> Work to complete:
Find the lines holding the word "Category" and collect them.
-- START Recorded information --
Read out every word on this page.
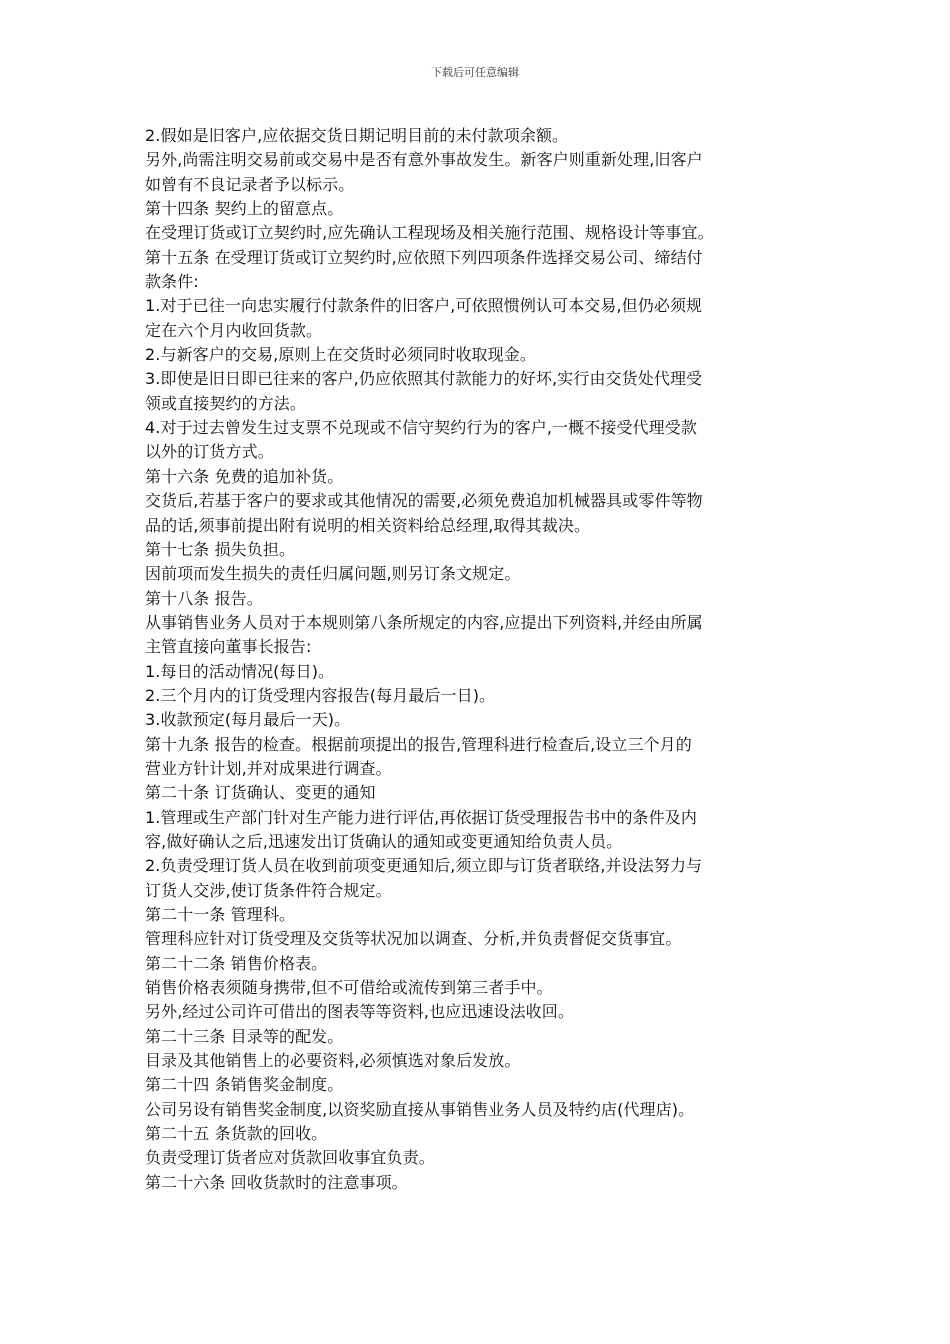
下载后可任意编辑
2.假如是旧客户,应依据交货日期记明目前的未付款项余额。
另外,尚需注明交易前或交易中是否有意外事故发生。新客户则重新处理,旧客户
如曾有不良记录者予以标示。
第十四条 契约上的留意点。
在受理订货或订立契约时,应先确认工程现场及相关施行范围、规格设计等事宜。
第十五条 在受理订货或订立契约时,应依照下列四项条件选择交易公司、缔结付
款条件:
1.对于已往一向忠实履行付款条件的旧客户,可依照惯例认可本交易,但仍必须规
定在六个月内收回货款。
2.与新客户的交易,原则上在交货时必须同时收取现金。
3.即使是旧日即已往来的客户,仍应依照其付款能力的好坏,实行由交货处代理受
领或直接契约的方法。
4.对于过去曾发生过支票不兑现或不信守契约行为的客户,一概不接受代理受款
以外的订货方式。
第十六条 免费的追加补货。
交货后,若基于客户的要求或其他情况的需要,必须免费追加机械器具或零件等物
品的话,须事前提出附有说明的相关资料给总经理,取得其裁决。
第十七条 损失负担。
因前项而发生损失的责任归属问题,则另订条文规定。
第十八条 报告。
从事销售业务人员对于本规则第八条所规定的内容,应提出下列资料,并经由所属
主管直接向董事长报告:
1.每日的活动情况(每日)。
2.三个月内的订货受理内容报告(每月最后一日)。
3.收款预定(每月最后一天)。
第十九条 报告的检查。根据前项提出的报告,管理科进行检查后,设立三个月的
营业方针计划,并对成果进行调查。
第二十条 订货确认、变更的通知
1.管理或生产部门针对生产能力进行评估,再依据订货受理报告书中的条件及内
容,做好确认之后,迅速发出订货确认的通知或变更通知给负责人员。
2.负责受理订货人员在收到前项变更通知后,须立即与订货者联络,并设法努力与
订货人交涉,使订货条件符合规定。
第二十一条 管理科。
管理科应针对订货受理及交货等状况加以调查、分析,并负责督促交货事宜。
第二十二条 销售价格表。
销售价格表须随身携带,但不可借给或流传到第三者手中。
另外,经过公司许可借出的图表等等资料,也应迅速设法收回。
第二十三条 目录等的配发。
目录及其他销售上的必要资料,必须慎选对象后发放。
第二十四 条销售奖金制度。
公司另设有销售奖金制度,以资奖励直接从事销售业务人员及特约店(代理店)。
第二十五 条货款的回收。
负责受理订货者应对货款回收事宜负责。
第二十六条 回收货款时的注意事项。
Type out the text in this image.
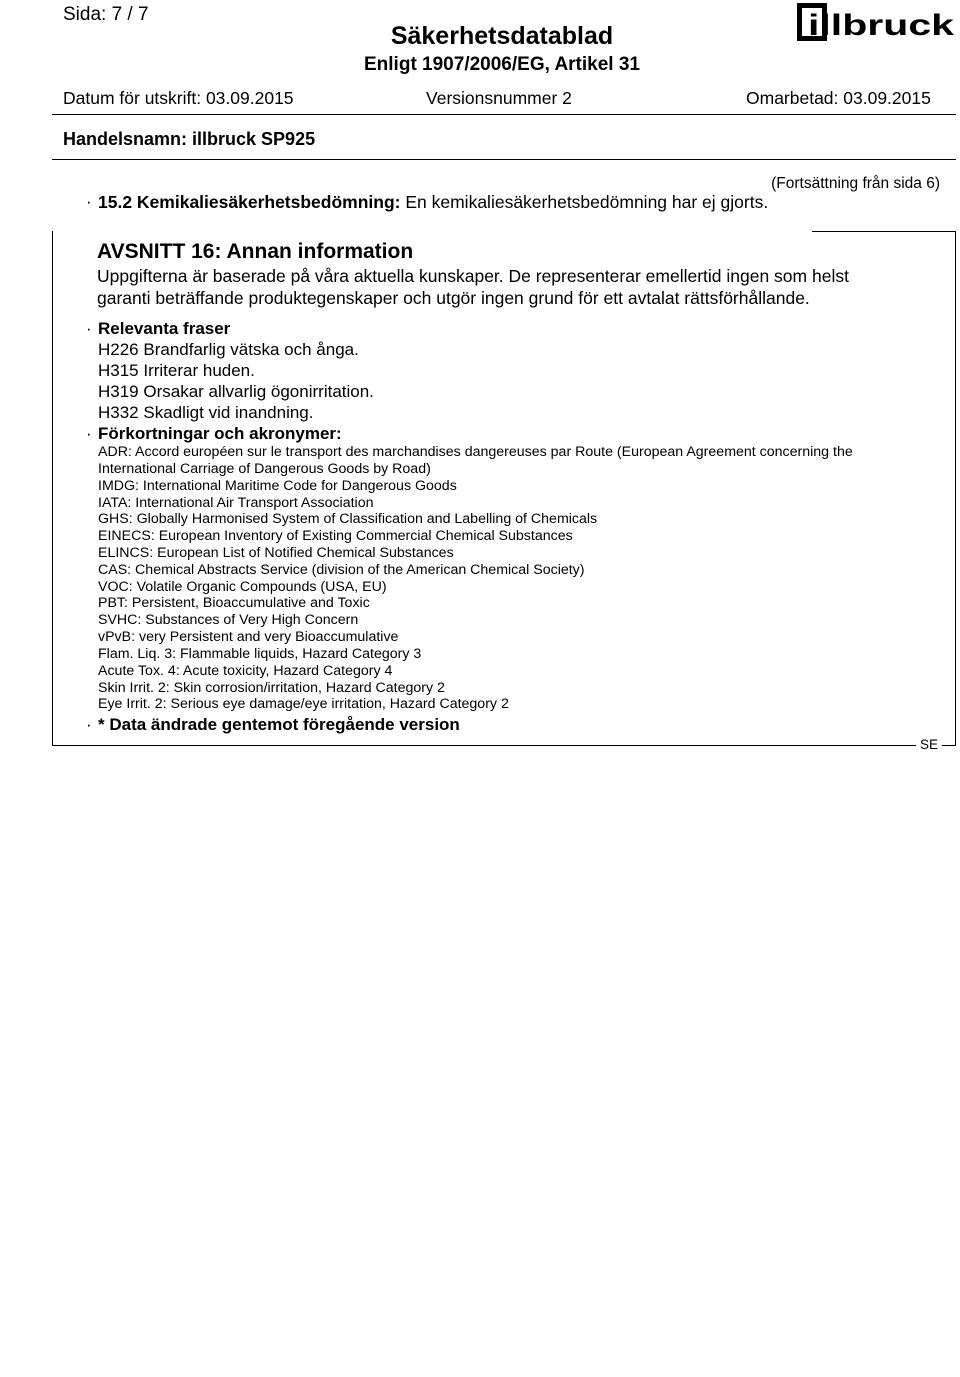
Sida: 7 / 7
Säkerhetsdatablad
Enligt 1907/2006/EG, Artikel 31
illbruck
Datum för utskrift: 03.09.2015	Versionsnummer 2	Omarbetad: 03.09.2015
Handelsnamn: illbruck SP925
(Fortsättning från sida 6)
· 15.2 Kemikaliesäkerhetsbedömning: En kemikaliesäkerhetsbedömning har ej gjorts.
AVSNITT 16: Annan information
Uppgifterna är baserade på våra aktuella kunskaper. De representerar emellertid ingen som helst
garanti beträffande produktegenskaper och utgör ingen grund för ett avtalat rättsförhållande.
· Relevanta fraser
H226 Brandfarlig vätska och ånga.
H315 Irriterar huden.
H319 Orsakar allvarlig ögonirritation.
H332 Skadligt vid inandning.
· Förkortningar och akronymer:
ADR: Accord européen sur le transport des marchandises dangereuses par Route (European Agreement concerning the
International Carriage of Dangerous Goods by Road)
IMDG: International Maritime Code for Dangerous Goods
IATA: International Air Transport Association
GHS: Globally Harmonised System of Classification and Labelling of Chemicals
EINECS: European Inventory of Existing Commercial Chemical Substances
ELINCS: European List of Notified Chemical Substances
CAS: Chemical Abstracts Service (division of the American Chemical Society)
VOC: Volatile Organic Compounds (USA, EU)
PBT: Persistent, Bioaccumulative and Toxic
SVHC: Substances of Very High Concern
vPvB: very Persistent and very Bioaccumulative
Flam. Liq. 3: Flammable liquids, Hazard Category 3
Acute Tox. 4: Acute toxicity, Hazard Category 4
Skin Irrit. 2: Skin corrosion/irritation, Hazard Category 2
Eye Irrit. 2: Serious eye damage/eye irritation, Hazard Category 2
· * Data ändrade gentemot föregående version
SE
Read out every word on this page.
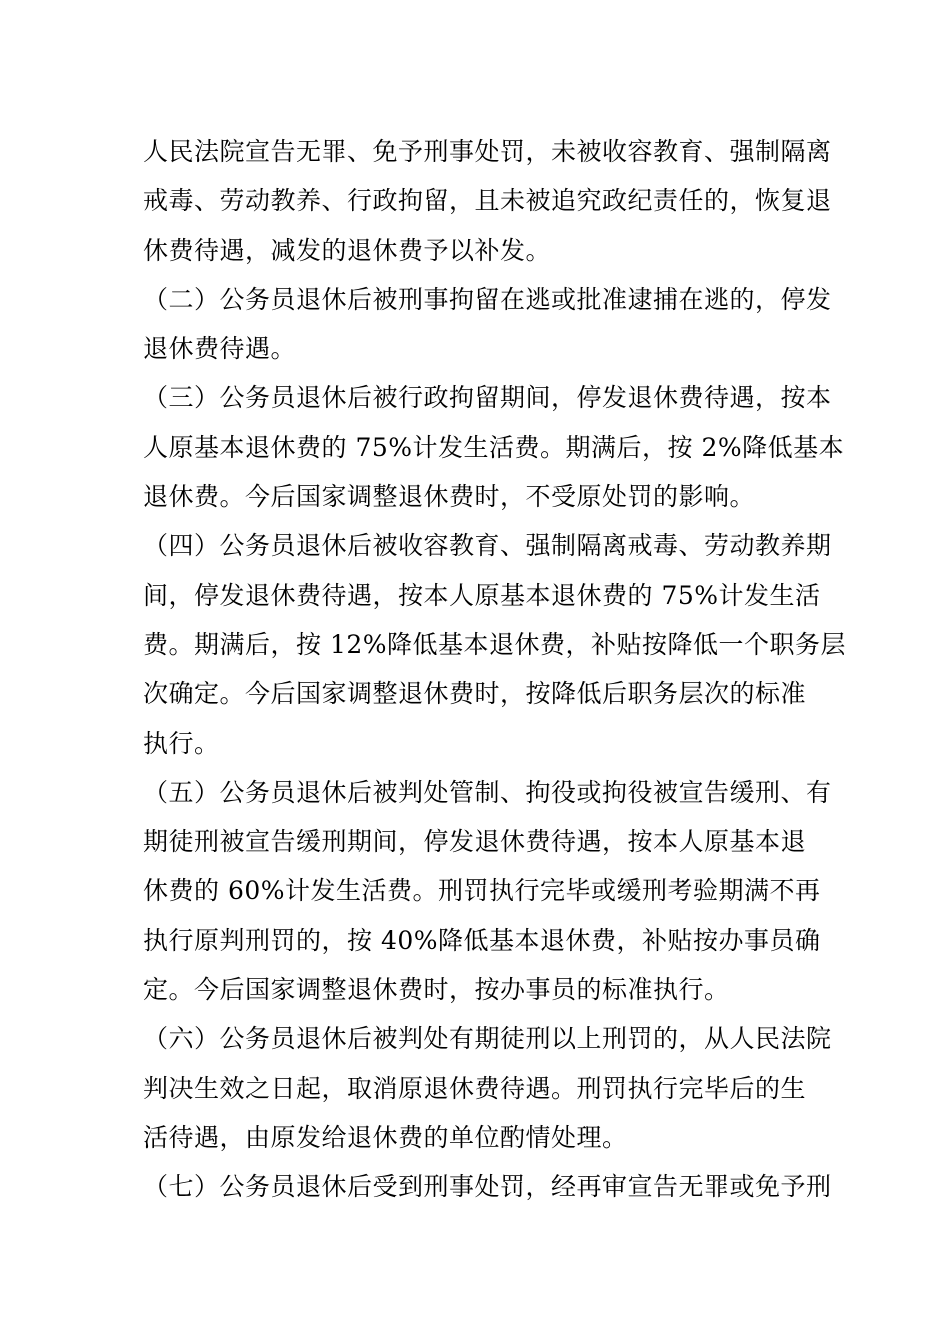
人民法院宣告无罪、免予刑事处罚，未被收容教育、强制隔离
戒毒、劳动教养、行政拘留，且未被追究政纪责任的，恢复退
休费待遇，减发的退休费予以补发。
（二）公务员退休后被刑事拘留在逃或批准逮捕在逃的，停发
退休费待遇。
（三）公务员退休后被行政拘留期间，停发退休费待遇，按本
人原基本退休费的 75%计发生活费。期满后，按 2%降低基本
退休费。今后国家调整退休费时，不受原处罚的影响。
（四）公务员退休后被收容教育、强制隔离戒毒、劳动教养期
间，停发退休费待遇，按本人原基本退休费的 75%计发生活
费。期满后，按 12%降低基本退休费，补贴按降低一个职务层
次确定。今后国家调整退休费时，按降低后职务层次的标准
执行。
（五）公务员退休后被判处管制、拘役或拘役被宣告缓刑、有
期徒刑被宣告缓刑期间，停发退休费待遇，按本人原基本退
休费的 60%计发生活费。刑罚执行完毕或缓刑考验期满不再
执行原判刑罚的，按 40%降低基本退休费，补贴按办事员确
定。今后国家调整退休费时，按办事员的标准执行。
（六）公务员退休后被判处有期徒刑以上刑罚的，从人民法院
判决生效之日起，取消原退休费待遇。刑罚执行完毕后的生
活待遇，由原发给退休费的单位酌情处理。
（七）公务员退休后受到刑事处罚，经再审宣告无罪或免予刑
-- END Recorded information --
> Written solution:
Flam. Liq. 3: Flammable liquids, Hazard Category 3
Acute Tox. 4: Acute toxicity, Hazard Category 4
Skin Irrit. 2: Skin corrosion/irritation, Hazard Category 2
Eye Irrit. 2: Serious eye damage/eye irritation, Hazard Category 2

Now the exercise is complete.